___ Supplied passage

New Treatment to
Reduce Alcohol Consumption Targets Brain Receptor, Not Dopamine
By Dr.Fourkan Ali
Treatments
targeting brain receptors could be less expensive than current medications.
Researchers from the University of Wisconsin in Milwaukee and
Johns Hopkins University are collaborating on a new treatment for alcoholism
that focuses on a receptor in the brain and not dopamine levels. Their efforts
have yielded positive results from both laboratory rats and primates, and
without the side effects that frequently accompany other alcohol treatments,
such as depression.
Traditional treatment for alcoholism targets the production of
dopamine, which is produced when alcohol is consumed. Such medications, like
Valium, are derived from opioid antagonists and can produce a range of side
effects, from depression to addiction to the treatment drugs themselves. “They
dampen out the dopamine system a little bit, so you don’t get happy when you
have an alcoholic beverage,” said James Cook, Ph.D, from the University of
Wisconsin, Milwaukee.
Cook and his fellow researchers focused their attention on
specific alcohol receptors; molecules in the brain that produced the same
results as the opioid antagonists, but without the side effects. They
discovered that a beta-carboline compound named 3-ISOPBC-HCI showed the greatest depress
of promise in regard to preventing binge drinking: tests using laboratory rats
bred with an addiction to alcohol showed a drastic drop in consumption after
administering the compound.

______

**Tasks**
1/ In the alcohol treatment article, which two universities are collaborating on the new treatment?
2/ Write the next part of the alcohol treatment article, picking up right after its final sentence.
The data have no role in any of this work.

___ Stored data

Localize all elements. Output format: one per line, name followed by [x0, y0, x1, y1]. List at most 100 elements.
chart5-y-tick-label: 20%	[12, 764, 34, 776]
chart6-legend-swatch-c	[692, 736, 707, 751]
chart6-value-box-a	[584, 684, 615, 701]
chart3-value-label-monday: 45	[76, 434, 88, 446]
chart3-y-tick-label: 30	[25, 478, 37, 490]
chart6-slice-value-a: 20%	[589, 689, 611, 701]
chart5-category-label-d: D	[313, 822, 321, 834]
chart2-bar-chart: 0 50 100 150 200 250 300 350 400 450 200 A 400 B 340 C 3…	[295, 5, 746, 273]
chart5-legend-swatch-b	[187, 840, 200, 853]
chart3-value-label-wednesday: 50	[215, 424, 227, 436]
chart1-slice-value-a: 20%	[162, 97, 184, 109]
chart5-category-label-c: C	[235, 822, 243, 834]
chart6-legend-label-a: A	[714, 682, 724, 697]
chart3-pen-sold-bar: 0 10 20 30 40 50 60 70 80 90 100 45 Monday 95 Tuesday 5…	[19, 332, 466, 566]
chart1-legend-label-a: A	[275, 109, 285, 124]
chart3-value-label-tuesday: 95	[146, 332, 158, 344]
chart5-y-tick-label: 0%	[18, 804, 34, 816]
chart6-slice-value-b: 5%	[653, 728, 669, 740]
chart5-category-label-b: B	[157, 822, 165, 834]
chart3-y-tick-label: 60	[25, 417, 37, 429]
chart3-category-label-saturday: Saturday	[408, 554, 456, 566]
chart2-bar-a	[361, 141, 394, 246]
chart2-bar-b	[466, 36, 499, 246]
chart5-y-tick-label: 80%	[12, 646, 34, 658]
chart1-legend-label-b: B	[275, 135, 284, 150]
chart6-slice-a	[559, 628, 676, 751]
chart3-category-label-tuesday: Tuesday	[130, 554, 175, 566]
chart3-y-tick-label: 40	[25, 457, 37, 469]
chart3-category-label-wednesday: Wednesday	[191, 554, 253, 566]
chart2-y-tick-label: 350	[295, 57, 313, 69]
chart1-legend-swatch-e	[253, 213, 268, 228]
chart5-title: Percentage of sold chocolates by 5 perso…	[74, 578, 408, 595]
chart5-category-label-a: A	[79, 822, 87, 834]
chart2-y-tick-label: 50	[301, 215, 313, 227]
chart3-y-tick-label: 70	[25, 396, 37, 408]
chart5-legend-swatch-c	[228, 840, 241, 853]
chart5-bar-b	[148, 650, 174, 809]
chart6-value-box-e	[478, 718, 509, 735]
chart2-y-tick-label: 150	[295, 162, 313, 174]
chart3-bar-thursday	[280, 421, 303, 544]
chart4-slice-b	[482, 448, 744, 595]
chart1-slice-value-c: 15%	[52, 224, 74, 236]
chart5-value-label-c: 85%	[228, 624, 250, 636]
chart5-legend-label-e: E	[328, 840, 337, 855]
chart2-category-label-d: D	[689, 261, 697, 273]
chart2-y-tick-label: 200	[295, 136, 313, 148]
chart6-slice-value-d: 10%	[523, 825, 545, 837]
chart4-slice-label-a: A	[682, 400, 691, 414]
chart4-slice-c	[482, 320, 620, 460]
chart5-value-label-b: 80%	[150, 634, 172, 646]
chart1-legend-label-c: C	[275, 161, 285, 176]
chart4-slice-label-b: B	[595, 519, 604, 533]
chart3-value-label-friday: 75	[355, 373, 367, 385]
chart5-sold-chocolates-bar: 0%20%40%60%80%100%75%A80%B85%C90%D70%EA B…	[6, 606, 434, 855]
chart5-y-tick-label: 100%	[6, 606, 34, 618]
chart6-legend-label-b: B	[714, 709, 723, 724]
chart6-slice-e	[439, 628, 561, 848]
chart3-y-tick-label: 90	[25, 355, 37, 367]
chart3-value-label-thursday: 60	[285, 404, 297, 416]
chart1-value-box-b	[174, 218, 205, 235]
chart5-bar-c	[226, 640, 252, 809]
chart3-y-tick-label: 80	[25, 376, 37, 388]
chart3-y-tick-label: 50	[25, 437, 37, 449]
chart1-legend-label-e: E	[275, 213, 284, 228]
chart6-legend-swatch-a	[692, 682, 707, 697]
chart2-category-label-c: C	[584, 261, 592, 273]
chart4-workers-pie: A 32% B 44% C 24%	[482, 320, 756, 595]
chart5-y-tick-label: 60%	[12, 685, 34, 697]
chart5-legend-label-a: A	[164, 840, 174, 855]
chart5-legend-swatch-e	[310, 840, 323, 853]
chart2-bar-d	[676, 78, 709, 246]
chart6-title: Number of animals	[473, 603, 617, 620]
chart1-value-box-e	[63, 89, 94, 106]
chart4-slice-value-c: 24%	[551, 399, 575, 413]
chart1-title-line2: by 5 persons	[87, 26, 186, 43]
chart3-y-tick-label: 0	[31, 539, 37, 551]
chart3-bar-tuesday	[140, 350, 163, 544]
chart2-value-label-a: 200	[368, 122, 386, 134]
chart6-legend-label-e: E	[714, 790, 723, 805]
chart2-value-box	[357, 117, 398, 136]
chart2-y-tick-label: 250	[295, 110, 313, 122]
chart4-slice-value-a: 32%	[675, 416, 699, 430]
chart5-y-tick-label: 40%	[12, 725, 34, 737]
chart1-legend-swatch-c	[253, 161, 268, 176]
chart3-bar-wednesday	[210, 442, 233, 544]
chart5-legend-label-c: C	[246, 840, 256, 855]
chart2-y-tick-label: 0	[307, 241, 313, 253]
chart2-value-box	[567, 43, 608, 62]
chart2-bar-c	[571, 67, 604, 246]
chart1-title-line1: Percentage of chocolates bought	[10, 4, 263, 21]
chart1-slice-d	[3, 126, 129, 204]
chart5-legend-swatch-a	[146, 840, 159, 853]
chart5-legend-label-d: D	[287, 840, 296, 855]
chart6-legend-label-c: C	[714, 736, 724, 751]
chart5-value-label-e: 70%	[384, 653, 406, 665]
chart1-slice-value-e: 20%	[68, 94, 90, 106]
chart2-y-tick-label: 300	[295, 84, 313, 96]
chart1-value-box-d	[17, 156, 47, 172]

______

**Numbered responses**
1/ The University of Wisconsin in Milwaukee and Johns Hopkins University.

2/
The compound also appeared to alleviate stress responses in the
test rats, leading the researchers to believe that the new compounds produce
not only a different response than the opioid antagonists, but also reduce an
addictive reaction to the compound.
Similar tests with the compound conducted on primates by
researchers at Johns Hopkins showed a decrease in alcohol consumption by more
than 90% in scenarios where alcohol was made available to the animals for a
two-hour period. The tests are part of a series of studies that may be
published in a year, though the results of the tests involving rats were presented at a meeting of the American Chemistry Society on August
19.
If the teams’ testing continues to yield positive results,
treatments could be made available within the next five to six years. V.V.N.
Phani Babu Tiruveedhula, a graduate student at the University of Wisconsin,
Milwaukee, believes that the treatment would also be less expensive than
current medications because the manufacturing process has been reduced from
eight steps to two and has eliminated unwanted byproducts.